#### Dataset entries:
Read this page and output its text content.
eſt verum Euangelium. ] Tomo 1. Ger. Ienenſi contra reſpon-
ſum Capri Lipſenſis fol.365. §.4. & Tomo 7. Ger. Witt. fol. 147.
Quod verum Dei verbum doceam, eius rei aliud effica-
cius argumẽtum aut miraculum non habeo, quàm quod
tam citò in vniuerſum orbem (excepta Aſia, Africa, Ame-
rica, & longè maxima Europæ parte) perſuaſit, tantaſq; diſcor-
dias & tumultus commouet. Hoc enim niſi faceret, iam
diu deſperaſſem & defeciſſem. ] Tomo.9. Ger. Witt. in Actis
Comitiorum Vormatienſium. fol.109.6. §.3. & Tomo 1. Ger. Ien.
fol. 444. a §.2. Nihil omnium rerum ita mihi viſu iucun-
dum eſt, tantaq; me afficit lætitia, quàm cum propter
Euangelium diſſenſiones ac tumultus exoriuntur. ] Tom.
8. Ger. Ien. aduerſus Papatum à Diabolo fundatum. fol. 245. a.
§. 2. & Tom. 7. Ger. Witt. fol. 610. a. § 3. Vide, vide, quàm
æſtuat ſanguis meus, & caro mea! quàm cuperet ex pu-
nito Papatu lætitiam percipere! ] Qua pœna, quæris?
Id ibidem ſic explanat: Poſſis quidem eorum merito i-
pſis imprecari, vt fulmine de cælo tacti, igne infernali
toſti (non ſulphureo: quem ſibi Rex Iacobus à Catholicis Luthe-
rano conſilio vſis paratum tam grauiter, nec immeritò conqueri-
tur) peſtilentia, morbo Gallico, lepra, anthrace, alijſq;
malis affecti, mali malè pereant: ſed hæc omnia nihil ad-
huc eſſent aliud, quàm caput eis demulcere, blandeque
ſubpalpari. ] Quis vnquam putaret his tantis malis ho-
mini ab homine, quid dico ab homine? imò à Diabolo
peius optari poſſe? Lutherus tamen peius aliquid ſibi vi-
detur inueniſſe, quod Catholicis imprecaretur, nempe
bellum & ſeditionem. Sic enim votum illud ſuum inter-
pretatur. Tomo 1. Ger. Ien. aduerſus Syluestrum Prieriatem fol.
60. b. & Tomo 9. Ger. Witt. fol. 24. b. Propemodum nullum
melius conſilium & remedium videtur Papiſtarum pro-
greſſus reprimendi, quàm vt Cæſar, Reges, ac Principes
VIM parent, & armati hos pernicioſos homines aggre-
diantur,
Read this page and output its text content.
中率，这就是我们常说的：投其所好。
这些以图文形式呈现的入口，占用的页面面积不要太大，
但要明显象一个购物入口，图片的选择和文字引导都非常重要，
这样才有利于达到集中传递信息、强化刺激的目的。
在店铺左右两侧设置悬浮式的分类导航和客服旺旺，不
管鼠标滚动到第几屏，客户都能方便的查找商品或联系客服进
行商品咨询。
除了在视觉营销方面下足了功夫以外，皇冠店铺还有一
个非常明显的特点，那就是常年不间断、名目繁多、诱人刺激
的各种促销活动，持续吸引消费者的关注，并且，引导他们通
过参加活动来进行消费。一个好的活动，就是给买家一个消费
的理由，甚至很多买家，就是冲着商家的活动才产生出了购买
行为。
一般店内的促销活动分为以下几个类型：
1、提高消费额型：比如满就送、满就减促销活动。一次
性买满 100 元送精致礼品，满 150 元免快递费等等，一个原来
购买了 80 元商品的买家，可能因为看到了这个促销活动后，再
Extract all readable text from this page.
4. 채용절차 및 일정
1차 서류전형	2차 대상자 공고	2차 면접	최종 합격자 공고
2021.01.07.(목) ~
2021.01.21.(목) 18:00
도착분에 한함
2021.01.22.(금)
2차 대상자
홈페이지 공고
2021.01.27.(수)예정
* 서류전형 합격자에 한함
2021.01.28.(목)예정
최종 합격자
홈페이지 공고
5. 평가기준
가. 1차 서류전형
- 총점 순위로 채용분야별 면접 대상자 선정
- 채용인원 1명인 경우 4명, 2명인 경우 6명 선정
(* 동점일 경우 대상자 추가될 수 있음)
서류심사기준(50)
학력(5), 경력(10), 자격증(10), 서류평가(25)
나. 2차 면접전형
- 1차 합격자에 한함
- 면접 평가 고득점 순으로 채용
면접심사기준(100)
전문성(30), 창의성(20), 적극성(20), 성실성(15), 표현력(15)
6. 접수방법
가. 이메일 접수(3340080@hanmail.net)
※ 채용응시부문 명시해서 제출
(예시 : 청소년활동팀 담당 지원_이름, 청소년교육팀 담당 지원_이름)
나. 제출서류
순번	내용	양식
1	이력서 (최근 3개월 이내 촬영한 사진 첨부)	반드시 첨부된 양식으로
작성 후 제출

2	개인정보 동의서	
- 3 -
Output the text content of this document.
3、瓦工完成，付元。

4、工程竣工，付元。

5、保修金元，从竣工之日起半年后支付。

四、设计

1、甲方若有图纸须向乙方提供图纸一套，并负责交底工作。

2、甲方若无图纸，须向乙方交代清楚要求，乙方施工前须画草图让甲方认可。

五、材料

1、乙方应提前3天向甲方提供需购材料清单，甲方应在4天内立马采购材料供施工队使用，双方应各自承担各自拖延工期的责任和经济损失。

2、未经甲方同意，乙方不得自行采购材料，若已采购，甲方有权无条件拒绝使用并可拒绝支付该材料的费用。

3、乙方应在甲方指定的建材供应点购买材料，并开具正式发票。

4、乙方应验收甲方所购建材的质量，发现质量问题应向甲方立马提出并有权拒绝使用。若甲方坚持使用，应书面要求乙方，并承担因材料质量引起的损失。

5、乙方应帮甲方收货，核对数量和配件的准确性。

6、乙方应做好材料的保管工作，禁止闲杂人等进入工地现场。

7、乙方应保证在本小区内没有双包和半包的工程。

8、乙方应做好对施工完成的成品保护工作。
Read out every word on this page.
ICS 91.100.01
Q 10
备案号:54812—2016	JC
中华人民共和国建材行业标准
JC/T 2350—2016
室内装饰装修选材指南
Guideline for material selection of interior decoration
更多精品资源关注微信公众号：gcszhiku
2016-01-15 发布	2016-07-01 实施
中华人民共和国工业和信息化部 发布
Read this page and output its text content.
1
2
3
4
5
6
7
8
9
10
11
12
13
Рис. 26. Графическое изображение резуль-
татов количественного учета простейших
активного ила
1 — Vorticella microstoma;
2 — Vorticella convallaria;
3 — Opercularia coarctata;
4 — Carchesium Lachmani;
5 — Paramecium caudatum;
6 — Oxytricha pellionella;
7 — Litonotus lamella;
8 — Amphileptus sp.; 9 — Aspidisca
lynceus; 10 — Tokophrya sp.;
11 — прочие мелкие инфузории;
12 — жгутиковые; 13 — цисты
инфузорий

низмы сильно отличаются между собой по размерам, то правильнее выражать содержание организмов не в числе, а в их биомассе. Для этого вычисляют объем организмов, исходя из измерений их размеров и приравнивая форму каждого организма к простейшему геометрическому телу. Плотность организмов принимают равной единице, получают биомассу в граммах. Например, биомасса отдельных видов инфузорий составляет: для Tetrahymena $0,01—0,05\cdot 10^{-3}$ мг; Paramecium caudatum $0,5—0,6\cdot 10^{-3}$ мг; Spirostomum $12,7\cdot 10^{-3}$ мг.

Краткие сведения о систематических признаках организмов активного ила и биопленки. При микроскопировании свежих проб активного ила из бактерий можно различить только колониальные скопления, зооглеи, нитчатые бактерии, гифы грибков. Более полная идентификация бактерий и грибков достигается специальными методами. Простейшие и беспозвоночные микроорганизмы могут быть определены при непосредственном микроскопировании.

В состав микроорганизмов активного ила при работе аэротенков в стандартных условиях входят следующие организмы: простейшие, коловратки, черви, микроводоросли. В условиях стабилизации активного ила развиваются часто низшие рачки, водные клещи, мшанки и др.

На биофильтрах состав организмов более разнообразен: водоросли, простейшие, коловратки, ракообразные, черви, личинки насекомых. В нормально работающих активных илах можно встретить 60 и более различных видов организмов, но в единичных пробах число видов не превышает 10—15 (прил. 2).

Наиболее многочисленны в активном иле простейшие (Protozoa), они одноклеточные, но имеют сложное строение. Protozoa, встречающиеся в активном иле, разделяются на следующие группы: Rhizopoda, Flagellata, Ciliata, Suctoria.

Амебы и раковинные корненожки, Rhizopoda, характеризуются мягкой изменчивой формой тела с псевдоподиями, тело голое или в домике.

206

#### Description of the task:
Identify the lines in the entries above that contain "aduerſus", then copy them out.

#### Final result:
8. Ger. Ien. aduerſus Papatum à Diabolo fundatum. fol. 245. a.
pretatur. Tomo 1. Ger. Ien. aduerſus Syluestrum Prieriatem fol.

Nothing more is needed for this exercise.